What is being asked: Repeat exactly each line of the data provided below.

Dataset:

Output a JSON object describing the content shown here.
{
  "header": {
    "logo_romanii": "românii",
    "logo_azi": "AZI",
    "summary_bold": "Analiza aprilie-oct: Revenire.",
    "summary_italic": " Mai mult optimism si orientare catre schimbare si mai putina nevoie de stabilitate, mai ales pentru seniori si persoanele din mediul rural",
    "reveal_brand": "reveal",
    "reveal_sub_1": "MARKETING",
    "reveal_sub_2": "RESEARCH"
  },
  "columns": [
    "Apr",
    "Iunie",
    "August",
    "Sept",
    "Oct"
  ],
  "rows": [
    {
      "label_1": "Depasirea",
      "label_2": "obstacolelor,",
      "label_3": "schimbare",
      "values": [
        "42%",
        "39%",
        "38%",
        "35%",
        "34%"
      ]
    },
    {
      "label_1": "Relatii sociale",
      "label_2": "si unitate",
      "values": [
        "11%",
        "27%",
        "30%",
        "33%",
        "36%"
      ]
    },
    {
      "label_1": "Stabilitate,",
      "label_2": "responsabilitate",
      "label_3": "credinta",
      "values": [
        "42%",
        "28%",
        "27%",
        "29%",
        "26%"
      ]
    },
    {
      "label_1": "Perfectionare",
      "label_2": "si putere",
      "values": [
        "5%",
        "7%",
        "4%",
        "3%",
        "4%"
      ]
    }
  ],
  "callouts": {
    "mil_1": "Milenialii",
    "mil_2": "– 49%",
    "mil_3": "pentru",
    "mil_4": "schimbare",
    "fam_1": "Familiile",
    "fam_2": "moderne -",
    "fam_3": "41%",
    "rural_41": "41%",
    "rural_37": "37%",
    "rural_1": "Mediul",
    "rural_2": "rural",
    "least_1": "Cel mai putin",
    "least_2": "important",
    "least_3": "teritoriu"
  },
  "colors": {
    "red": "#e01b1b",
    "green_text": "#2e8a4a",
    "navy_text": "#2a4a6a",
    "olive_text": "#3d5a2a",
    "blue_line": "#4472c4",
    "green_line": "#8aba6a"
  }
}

The result:
Output a JSON object describing the content shown here.
{
  "header": {
    "logo_romanii": "românii",
    "logo_azi": "AZI",
    "summary_bold": "Analiza aprilie-oct: Revenire.",
    "summary_italic": " Mai mult optimism si orientare catre schimbare si mai putina nevoie de stabilitate, mai ales pentru seniori si persoanele din mediul rural",
    "reveal_brand": "reveal",
    "reveal_sub_1": "MARKETING",
    "reveal_sub_2": "RESEARCH"
  },
  "columns": [
    "Apr",
    "Iunie",
    "August",
    "Sept",
    "Oct"
  ],
  "rows": [
    {
      "label_1": "Depasirea",
      "label_2": "obstacolelor,",
      "label_3": "schimbare",
      "values": [
        "42%",
        "39%",
        "38%",
        "35%",
        "34%"
      ]
    },
    {
      "label_1": "Relatii sociale",
      "label_2": "si unitate",
      "values": [
        "11%",
        "27%",
        "30%",
        "33%",
        "36%"
      ]
    },
    {
      "label_1": "Stabilitate,",
      "label_2": "responsabilitate",
      "label_3": "credinta",
      "values": [
        "42%",
        "28%",
        "27%",
        "29%",
        "26%"
      ]
    },
    {
      "label_1": "Perfectionare",
      "label_2": "si putere",
      "values": [
        "5%",
        "7%",
        "4%",
        "3%",
        "4%"
      ]
    }
  ],
  "callouts": {
    "mil_1": "Milenialii",
    "mil_2": "– 49%",
    "mil_3": "pentru",
    "mil_4": "schimbare",
    "fam_1": "Familiile",
    "fam_2": "moderne -",
    "fam_3": "41%",
    "rural_41": "41%",
    "rural_37": "37%",
    "rural_1": "Mediul",
    "rural_2": "rural",
    "least_1": "Cel mai putin",
    "least_2": "important",
    "least_3": "teritoriu"
  },
  "colors": {
    "red": "#e01b1b",
    "green_text": "#2e8a4a",
    "navy_text": "#2a4a6a",
    "olive_text": "#3d5a2a",
    "blue_line": "#4472c4",
    "green_line": "#8aba6a"
  }
}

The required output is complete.